*SET TASK*: Retype all of the data. Every line must match exactly.

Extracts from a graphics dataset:
☆ ☆ ☆
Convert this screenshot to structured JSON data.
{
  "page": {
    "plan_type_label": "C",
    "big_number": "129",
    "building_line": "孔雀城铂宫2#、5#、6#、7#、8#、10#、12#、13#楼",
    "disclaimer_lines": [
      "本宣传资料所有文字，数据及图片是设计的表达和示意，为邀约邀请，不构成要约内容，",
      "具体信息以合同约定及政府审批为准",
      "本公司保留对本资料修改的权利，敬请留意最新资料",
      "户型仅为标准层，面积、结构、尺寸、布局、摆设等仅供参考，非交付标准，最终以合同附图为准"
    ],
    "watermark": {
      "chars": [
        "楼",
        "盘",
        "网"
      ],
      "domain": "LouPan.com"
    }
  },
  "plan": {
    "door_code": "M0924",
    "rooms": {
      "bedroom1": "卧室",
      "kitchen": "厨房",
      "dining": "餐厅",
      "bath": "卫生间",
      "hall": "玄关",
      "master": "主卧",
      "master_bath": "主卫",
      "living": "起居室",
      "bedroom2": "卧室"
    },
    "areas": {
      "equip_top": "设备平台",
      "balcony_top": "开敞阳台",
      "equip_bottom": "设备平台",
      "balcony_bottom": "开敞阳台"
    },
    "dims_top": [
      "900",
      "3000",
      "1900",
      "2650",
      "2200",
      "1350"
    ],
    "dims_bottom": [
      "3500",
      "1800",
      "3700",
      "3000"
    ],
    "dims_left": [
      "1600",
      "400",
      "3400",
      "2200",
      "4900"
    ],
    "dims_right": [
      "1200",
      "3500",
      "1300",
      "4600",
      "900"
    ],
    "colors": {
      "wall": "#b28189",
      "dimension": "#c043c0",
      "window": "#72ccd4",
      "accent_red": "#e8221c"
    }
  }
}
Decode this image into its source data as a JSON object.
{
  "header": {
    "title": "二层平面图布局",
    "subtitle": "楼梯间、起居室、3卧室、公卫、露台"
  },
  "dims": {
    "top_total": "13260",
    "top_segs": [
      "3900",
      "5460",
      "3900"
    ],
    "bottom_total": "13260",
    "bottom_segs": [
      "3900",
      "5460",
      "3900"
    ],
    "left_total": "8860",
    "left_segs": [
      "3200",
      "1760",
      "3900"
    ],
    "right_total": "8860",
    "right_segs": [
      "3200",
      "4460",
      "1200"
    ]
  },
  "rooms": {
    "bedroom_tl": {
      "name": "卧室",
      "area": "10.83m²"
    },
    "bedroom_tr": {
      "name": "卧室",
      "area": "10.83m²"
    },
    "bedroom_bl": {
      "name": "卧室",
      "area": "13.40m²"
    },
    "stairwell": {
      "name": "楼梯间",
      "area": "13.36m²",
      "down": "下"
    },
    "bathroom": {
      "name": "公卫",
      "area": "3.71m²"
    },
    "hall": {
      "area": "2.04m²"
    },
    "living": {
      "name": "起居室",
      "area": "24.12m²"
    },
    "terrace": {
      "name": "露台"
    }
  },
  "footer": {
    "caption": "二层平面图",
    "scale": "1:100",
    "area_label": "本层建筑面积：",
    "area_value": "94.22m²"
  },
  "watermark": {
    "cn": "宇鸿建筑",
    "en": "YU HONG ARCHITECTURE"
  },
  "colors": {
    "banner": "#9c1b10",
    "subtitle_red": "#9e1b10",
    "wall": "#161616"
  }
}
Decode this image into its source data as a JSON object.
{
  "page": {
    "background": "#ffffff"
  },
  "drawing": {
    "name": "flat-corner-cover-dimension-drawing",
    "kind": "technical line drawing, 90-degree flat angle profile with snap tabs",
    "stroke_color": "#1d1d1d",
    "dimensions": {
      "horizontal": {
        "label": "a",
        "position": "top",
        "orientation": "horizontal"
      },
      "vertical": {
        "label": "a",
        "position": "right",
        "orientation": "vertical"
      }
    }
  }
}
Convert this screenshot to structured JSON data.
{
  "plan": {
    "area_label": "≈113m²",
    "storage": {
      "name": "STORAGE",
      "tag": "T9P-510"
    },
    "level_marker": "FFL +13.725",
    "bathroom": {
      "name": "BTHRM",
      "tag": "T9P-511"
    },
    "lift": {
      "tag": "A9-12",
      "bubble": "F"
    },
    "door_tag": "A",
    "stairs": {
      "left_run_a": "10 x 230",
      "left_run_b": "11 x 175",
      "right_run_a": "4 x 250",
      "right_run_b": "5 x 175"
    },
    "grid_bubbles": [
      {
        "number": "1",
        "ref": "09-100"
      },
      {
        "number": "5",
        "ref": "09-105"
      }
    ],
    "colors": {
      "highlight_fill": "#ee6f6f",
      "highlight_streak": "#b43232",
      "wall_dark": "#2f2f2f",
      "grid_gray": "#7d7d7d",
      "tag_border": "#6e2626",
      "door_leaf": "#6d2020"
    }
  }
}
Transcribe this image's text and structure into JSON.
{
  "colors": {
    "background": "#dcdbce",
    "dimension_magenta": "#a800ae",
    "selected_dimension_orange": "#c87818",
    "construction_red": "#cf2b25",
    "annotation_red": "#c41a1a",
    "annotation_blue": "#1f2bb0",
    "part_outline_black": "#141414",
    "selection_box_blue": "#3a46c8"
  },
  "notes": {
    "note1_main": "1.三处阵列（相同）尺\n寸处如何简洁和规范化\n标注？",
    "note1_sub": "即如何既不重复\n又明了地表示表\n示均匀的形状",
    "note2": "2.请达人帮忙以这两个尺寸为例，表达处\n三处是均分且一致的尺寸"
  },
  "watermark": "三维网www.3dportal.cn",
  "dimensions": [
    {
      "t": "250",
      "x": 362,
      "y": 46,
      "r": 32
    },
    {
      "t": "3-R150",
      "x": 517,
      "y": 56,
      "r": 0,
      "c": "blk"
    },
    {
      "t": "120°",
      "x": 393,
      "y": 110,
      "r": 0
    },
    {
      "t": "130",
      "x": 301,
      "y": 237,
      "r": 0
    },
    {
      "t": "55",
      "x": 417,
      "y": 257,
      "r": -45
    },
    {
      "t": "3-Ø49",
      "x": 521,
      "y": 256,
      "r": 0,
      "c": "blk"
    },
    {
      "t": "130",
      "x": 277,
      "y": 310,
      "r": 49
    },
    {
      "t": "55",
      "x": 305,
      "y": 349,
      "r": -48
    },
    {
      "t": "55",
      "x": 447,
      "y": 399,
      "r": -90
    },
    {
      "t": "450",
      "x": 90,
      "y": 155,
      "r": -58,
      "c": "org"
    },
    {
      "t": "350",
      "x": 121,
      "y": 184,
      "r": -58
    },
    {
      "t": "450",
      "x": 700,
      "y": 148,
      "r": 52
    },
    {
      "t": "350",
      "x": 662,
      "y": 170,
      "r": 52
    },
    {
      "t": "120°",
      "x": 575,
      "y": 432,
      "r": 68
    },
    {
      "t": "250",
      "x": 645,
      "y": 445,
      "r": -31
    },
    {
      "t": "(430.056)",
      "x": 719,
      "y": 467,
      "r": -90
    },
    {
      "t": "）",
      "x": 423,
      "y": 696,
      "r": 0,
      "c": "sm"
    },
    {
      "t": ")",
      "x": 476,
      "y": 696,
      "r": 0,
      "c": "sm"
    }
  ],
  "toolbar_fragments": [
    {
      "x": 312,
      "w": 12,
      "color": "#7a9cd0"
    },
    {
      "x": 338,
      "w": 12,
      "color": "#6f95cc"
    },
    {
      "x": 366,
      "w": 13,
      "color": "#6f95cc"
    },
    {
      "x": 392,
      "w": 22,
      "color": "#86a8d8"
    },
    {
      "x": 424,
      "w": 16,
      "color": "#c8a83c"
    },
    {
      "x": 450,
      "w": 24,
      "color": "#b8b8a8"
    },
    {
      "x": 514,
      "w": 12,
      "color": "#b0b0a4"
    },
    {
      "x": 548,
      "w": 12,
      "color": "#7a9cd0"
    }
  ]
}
☆ ☆ ☆
*FULL ANSWER*:
Convert this screenshot to structured JSON data.
{
  "page": {
    "plan_type_label": "C",
    "big_number": "129",
    "building_line": "孔雀城铂宫2#、5#、6#、7#、8#、10#、12#、13#楼",
    "disclaimer_lines": [
      "本宣传资料所有文字，数据及图片是设计的表达和示意，为邀约邀请，不构成要约内容，",
      "具体信息以合同约定及政府审批为准",
      "本公司保留对本资料修改的权利，敬请留意最新资料",
      "户型仅为标准层，面积、结构、尺寸、布局、摆设等仅供参考，非交付标准，最终以合同附图为准"
    ],
    "watermark": {
      "chars": [
        "楼",
        "盘",
        "网"
      ],
      "domain": "LouPan.com"
    }
  },
  "plan": {
    "door_code": "M0924",
    "rooms": {
      "bedroom1": "卧室",
      "kitchen": "厨房",
      "dining": "餐厅",
      "bath": "卫生间",
      "hall": "玄关",
      "master": "主卧",
      "master_bath": "主卫",
      "living": "起居室",
      "bedroom2": "卧室"
    },
    "areas": {
      "equip_top": "设备平台",
      "balcony_top": "开敞阳台",
      "equip_bottom": "设备平台",
      "balcony_bottom": "开敞阳台"
    },
    "dims_top": [
      "900",
      "3000",
      "1900",
      "2650",
      "2200",
      "1350"
    ],
    "dims_bottom": [
      "3500",
      "1800",
      "3700",
      "3000"
    ],
    "dims_left": [
      "1600",
      "400",
      "3400",
      "2200",
      "4900"
    ],
    "dims_right": [
      "1200",
      "3500",
      "1300",
      "4600",
      "900"
    ],
    "colors": {
      "wall": "#b28189",
      "dimension": "#c043c0",
      "window": "#72ccd4",
      "accent_red": "#e8221c"
    }
  }
}
Decode this image into its source data as a JSON object.
{
  "header": {
    "title": "二层平面图布局",
    "subtitle": "楼梯间、起居室、3卧室、公卫、露台"
  },
  "dims": {
    "top_total": "13260",
    "top_segs": [
      "3900",
      "5460",
      "3900"
    ],
    "bottom_total": "13260",
    "bottom_segs": [
      "3900",
      "5460",
      "3900"
    ],
    "left_total": "8860",
    "left_segs": [
      "3200",
      "1760",
      "3900"
    ],
    "right_total": "8860",
    "right_segs": [
      "3200",
      "4460",
      "1200"
    ]
  },
  "rooms": {
    "bedroom_tl": {
      "name": "卧室",
      "area": "10.83m²"
    },
    "bedroom_tr": {
      "name": "卧室",
      "area": "10.83m²"
    },
    "bedroom_bl": {
      "name": "卧室",
      "area": "13.40m²"
    },
    "stairwell": {
      "name": "楼梯间",
      "area": "13.36m²",
      "down": "下"
    },
    "bathroom": {
      "name": "公卫",
      "area": "3.71m²"
    },
    "hall": {
      "area": "2.04m²"
    },
    "living": {
      "name": "起居室",
      "area": "24.12m²"
    },
    "terrace": {
      "name": "露台"
    }
  },
  "footer": {
    "caption": "二层平面图",
    "scale": "1:100",
    "area_label": "本层建筑面积：",
    "area_value": "94.22m²"
  },
  "watermark": {
    "cn": "宇鸿建筑",
    "en": "YU HONG ARCHITECTURE"
  },
  "colors": {
    "banner": "#9c1b10",
    "subtitle_red": "#9e1b10",
    "wall": "#161616"
  }
}
Decode this image into its source data as a JSON object.
{
  "page": {
    "background": "#ffffff"
  },
  "drawing": {
    "name": "flat-corner-cover-dimension-drawing",
    "kind": "technical line drawing, 90-degree flat angle profile with snap tabs",
    "stroke_color": "#1d1d1d",
    "dimensions": {
      "horizontal": {
        "label": "a",
        "position": "top",
        "orientation": "horizontal"
      },
      "vertical": {
        "label": "a",
        "position": "right",
        "orientation": "vertical"
      }
    }
  }
}
Convert this screenshot to structured JSON data.
{
  "plan": {
    "area_label": "≈113m²",
    "storage": {
      "name": "STORAGE",
      "tag": "T9P-510"
    },
    "level_marker": "FFL +13.725",
    "bathroom": {
      "name": "BTHRM",
      "tag": "T9P-511"
    },
    "lift": {
      "tag": "A9-12",
      "bubble": "F"
    },
    "door_tag": "A",
    "stairs": {
      "left_run_a": "10 x 230",
      "left_run_b": "11 x 175",
      "right_run_a": "4 x 250",
      "right_run_b": "5 x 175"
    },
    "grid_bubbles": [
      {
        "number": "1",
        "ref": "09-100"
      },
      {
        "number": "5",
        "ref": "09-105"
      }
    ],
    "colors": {
      "highlight_fill": "#ee6f6f",
      "highlight_streak": "#b43232",
      "wall_dark": "#2f2f2f",
      "grid_gray": "#7d7d7d",
      "tag_border": "#6e2626",
      "door_leaf": "#6d2020"
    }
  }
}
Transcribe this image's text and structure into JSON.
{
  "colors": {
    "background": "#dcdbce",
    "dimension_magenta": "#a800ae",
    "selected_dimension_orange": "#c87818",
    "construction_red": "#cf2b25",
    "annotation_red": "#c41a1a",
    "annotation_blue": "#1f2bb0",
    "part_outline_black": "#141414",
    "selection_box_blue": "#3a46c8"
  },
  "notes": {
    "note1_main": "1.三处阵列（相同）尺\n寸处如何简洁和规范化\n标注？",
    "note1_sub": "即如何既不重复\n又明了地表示表\n示均匀的形状",
    "note2": "2.请达人帮忙以这两个尺寸为例，表达处\n三处是均分且一致的尺寸"
  },
  "watermark": "三维网www.3dportal.cn",
  "dimensions": [
    {
      "t": "250",
      "x": 362,
      "y": 46,
      "r": 32
    },
    {
      "t": "3-R150",
      "x": 517,
      "y": 56,
      "r": 0,
      "c": "blk"
    },
    {
      "t": "120°",
      "x": 393,
      "y": 110,
      "r": 0
    },
    {
      "t": "130",
      "x": 301,
      "y": 237,
      "r": 0
    },
    {
      "t": "55",
      "x": 417,
      "y": 257,
      "r": -45
    },
    {
      "t": "3-Ø49",
      "x": 521,
      "y": 256,
      "r": 0,
      "c": "blk"
    },
    {
      "t": "130",
      "x": 277,
      "y": 310,
      "r": 49
    },
    {
      "t": "55",
      "x": 305,
      "y": 349,
      "r": -48
    },
    {
      "t": "55",
      "x": 447,
      "y": 399,
      "r": -90
    },
    {
      "t": "450",
      "x": 90,
      "y": 155,
      "r": -58,
      "c": "org"
    },
    {
      "t": "350",
      "x": 121,
      "y": 184,
      "r": -58
    },
    {
      "t": "450",
      "x": 700,
      "y": 148,
      "r": 52
    },
    {
      "t": "350",
      "x": 662,
      "y": 170,
      "r": 52
    },
    {
      "t": "120°",
      "x": 575,
      "y": 432,
      "r": 68
    },
    {
      "t": "250",
      "x": 645,
      "y": 445,
      "r": -31
    },
    {
      "t": "(430.056)",
      "x": 719,
      "y": 467,
      "r": -90
    },
    {
      "t": "）",
      "x": 423,
      "y": 696,
      "r": 0,
      "c": "sm"
    },
    {
      "t": ")",
      "x": 476,
      "y": 696,
      "r": 0,
      "c": "sm"
    }
  ],
  "toolbar_fragments": [
    {
      "x": 312,
      "w": 12,
      "color": "#7a9cd0"
    },
    {
      "x": 338,
      "w": 12,
      "color": "#6f95cc"
    },
    {
      "x": 366,
      "w": 13,
      "color": "#6f95cc"
    },
    {
      "x": 392,
      "w": 22,
      "color": "#86a8d8"
    },
    {
      "x": 424,
      "w": 16,
      "color": "#c8a83c"
    },
    {
      "x": 450,
      "w": 24,
      "color": "#b8b8a8"
    },
    {
      "x": 514,
      "w": 12,
      "color": "#b0b0a4"
    },
    {
      "x": 548,
      "w": 12,
      "color": "#7a9cd0"
    }
  ]
}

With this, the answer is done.